Written tasks:
1. Rewrite the paragraph of the film review that begins "While vacationing with his two obnoxious buddies" as a short bulleted list, keeping its main facts.
2. Write the next paragraph of the film review, picking up after its final sentence.

[start Passage to read]

Completed in 2001 but finally seeing a limited release this Halloween, this earnest little thriller from producer- director John Hancock (BANG THE DRUM SLOWLY) marks a welcome return to the horrific territory he explored more than 30 years ago in the creepy sleeper LET’S SCARE JESSICA TO DEATH.

Shot on HD video and based on a novel by director’s wife Dorothy Tristan, SUSPENDED ANIMATION is an involving horror- tinged mystery that draws its strength entirely from compelling characters caught up in a nightmarish - but entirely believable - chain of events, and ultimately proves shocking... by choosing NOT to shock. I’ll explain that later.

While vacationing with his two obnoxious buddies, Tom Kempton, (Alex McArthur), director of several successful animated movies, crashes his snowmobile in the worst possible location: the isolated woodland abode of the Boulette sisters, a pair of goofy but extremely lethal middle-aged cannibals who drug him, strap him into a wheelchair and proceed to torment him with the prospect of an extremely unpleasant demise.

Shortly after being subjected to a cabinet full of severed body parts (including the inevitable pickled pecker), but slightly before having his pinky chopped off, Tom attempts to save his own skin (not to mention the rest of his organs) by marshaling the only resource at his disposal - his artistic skill - and tries to convince gangly, washed-up ballerina Vanessa (Laura Esterman) that she’d be the perfect model for a sorceress character in his next film. His plan to turn her against her dumpy sister Ann (Sage Allen) backfires, however, and it is only the last- second arrival of his pals that saves Tom from the sisters’ soup-pot.

[end Passage to read]
[start Stored data]

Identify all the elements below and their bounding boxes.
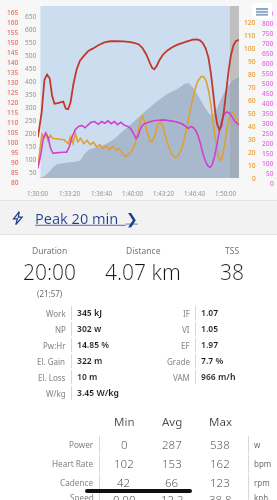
- staticText: 1.07: [201, 307, 219, 319]
- staticText: 40: [248, 122, 256, 131]
- staticText: (21:57): [37, 288, 63, 299]
- staticText: 450: [25, 64, 37, 73]
- staticText: Distance: [126, 245, 161, 257]
- staticText: 200: [25, 129, 37, 138]
- staticText: 1:46:40: [184, 189, 206, 197]
- staticText: 700: [262, 39, 274, 48]
- staticText: 110: [244, 31, 256, 40]
- staticText: Heart Rate: [52, 458, 94, 469]
- staticText: 1:43:20: [153, 189, 175, 197]
- staticText: Min: [114, 414, 135, 430]
- button[interactable]: Chart options menu: [252, 3, 272, 19]
- staticText: Cadence: [60, 477, 94, 488]
- staticText: 42: [117, 475, 131, 491]
- staticText: 90: [11, 158, 19, 167]
- staticText: 1.97: [201, 339, 219, 351]
- staticText: 70: [248, 83, 256, 92]
- staticText: 850: [262, 9, 274, 18]
- staticText: 14.85 %: [77, 339, 110, 351]
- staticText: 20:00: [23, 258, 77, 287]
- staticText: 0: [121, 437, 128, 453]
- staticText: 95: [11, 148, 19, 157]
- staticText: 120: [244, 18, 256, 27]
- staticText: 302 w: [77, 323, 102, 335]
- staticText: Duration: [32, 245, 68, 257]
- staticText: IF: [183, 308, 190, 319]
- staticText: 322 m: [77, 355, 103, 367]
- staticText: 1:40:00: [122, 189, 144, 197]
- staticText: 600: [25, 25, 37, 34]
- staticText: 145: [7, 48, 19, 57]
- staticText: Work: [46, 308, 66, 319]
- staticText: 400: [262, 99, 274, 108]
- staticText: 50: [29, 168, 37, 177]
- staticText: 350: [25, 90, 37, 99]
- staticText: 1.05: [201, 323, 219, 335]
- staticText: 150: [262, 149, 274, 158]
- staticText: 200: [262, 139, 274, 148]
- staticText: 80: [11, 178, 19, 187]
- staticText: Peak 20 min ❯: [35, 208, 138, 228]
- staticText: 0.00: [113, 492, 136, 500]
- staticText: Avg: [162, 414, 183, 430]
- staticText: 1:30:00: [27, 189, 49, 197]
- staticText: 550: [25, 38, 37, 47]
- staticText: 102: [114, 456, 134, 472]
- staticText: VI: [182, 324, 190, 335]
- staticText: 600: [262, 59, 274, 68]
- staticText: NP: [55, 324, 66, 335]
- staticText: 162: [210, 456, 230, 472]
- staticText: 38.8: [209, 492, 232, 500]
- staticText: 125: [7, 88, 19, 97]
- staticText: 165: [7, 8, 19, 17]
- staticText: 120: [7, 98, 19, 107]
- staticText: 105: [7, 128, 19, 137]
- staticText: 4.07 km: [105, 258, 181, 287]
- staticText: Grade: [167, 356, 190, 367]
- staticText: 100: [244, 44, 256, 53]
- staticText: 123: [210, 475, 230, 491]
- staticText: 80: [248, 70, 256, 79]
- staticText: 10 m: [77, 371, 98, 383]
- staticText: 85: [11, 168, 19, 177]
- staticText: 7.7 %: [201, 355, 224, 367]
- staticText: 50: [248, 109, 256, 118]
- staticText: 12.2: [161, 492, 184, 500]
- staticText: rpm: [254, 477, 270, 488]
- staticText: 550: [262, 69, 274, 78]
- staticText: 38: [220, 258, 244, 287]
- staticText: 90: [248, 57, 256, 66]
- staticText: El. Gain: [37, 356, 66, 367]
- staticText: 115: [7, 108, 19, 117]
- staticText: Max: [209, 414, 232, 430]
- staticText: 345 kJ: [77, 307, 103, 319]
- staticText: 800: [262, 19, 274, 28]
- staticText: 110: [7, 118, 19, 127]
- staticText: El. Loss: [38, 372, 66, 383]
- staticText: 150: [25, 142, 37, 151]
- staticText: 400: [25, 77, 37, 86]
- staticText: 500: [262, 79, 274, 88]
- staticText: 650: [25, 12, 37, 21]
- staticText: w: [254, 439, 261, 450]
- staticText: 0: [270, 179, 274, 188]
- staticText: 287: [162, 437, 182, 453]
- staticText: bpm: [254, 458, 272, 469]
- staticText: 66: [165, 475, 179, 491]
- staticText: 130: [7, 78, 19, 87]
- staticText: 153: [162, 456, 182, 472]
- staticText: 966 m/h: [201, 371, 236, 383]
- staticText: 1:36:40: [91, 189, 113, 197]
- button[interactable]: Peak 20 min ❯: [0, 201, 277, 234]
- staticText: 30: [248, 135, 256, 144]
- staticText: 450: [262, 89, 274, 98]
- staticText: 538: [210, 437, 230, 453]
- staticText: EF: [181, 340, 190, 351]
- staticText: 500: [25, 51, 37, 60]
- staticText: 350: [262, 109, 274, 118]
- staticText: 1:50:00: [215, 189, 237, 197]
- staticText: 20: [248, 148, 256, 157]
- staticText: 250: [262, 129, 274, 138]
- staticText: 60: [248, 96, 256, 105]
- staticText: 750: [262, 29, 274, 38]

[end Stored data]

Answers:
1.
- Tom Kempton (Alex McArthur), director of several successful animated movies, is vacationing with two obnoxious buddies.
- He crashes his snowmobile near the isolated woodland home of the Boulette sisters.
- The sisters are goofy but extremely lethal middle-aged cannibals.
- They drug him, strap him into a wheelchair and torment him with the prospect of a very unpleasant death.

2.
Months later, Tom is still tormented by memories of his ordeal, despite assurances by police that both sisters were killed. In an effort to purge himself of recurring nightmares, he channels his fears into his work: he begins research into the Boulette family tree, with the intention of making good on his promise to incorporate Vanessa’s image into his next film.

A bit of amateur sleuthing leads him to another Boulette sibling, crusty convict Phillip (J.E. Freeman), whom Tom pays five grand to reveal the identity of Vanessa’s daughter Clara (Maria Cina). Abandoned by her mother at age seven and raised unaware of her psychotic lineage, Clara is an aspiring actress currently working as a bartender in L.A. Tom finds no evidence of the Boulette family curse in the lovely, sensitive Clara... but finds plenty in her son Sandor (Fred Meyers), a pimply, sunken-eyed teen who beats his mother and dismembers small animals.

Tom’s obsession with his almost-murderers slowly mutates into a growing affection for Clara, born not only out of sympathy for her plight, but also from a desire to free her from her family’s curse, which he realizes has been reborn in her monstrous offspring. His feelings for her create more than just unrest in his marriage to the remarkably understanding Hilary (Rebecca Harrell); his obsession ultimately draws him back into the same lethal spiral of mayhem that nearly claimed his life months earlier.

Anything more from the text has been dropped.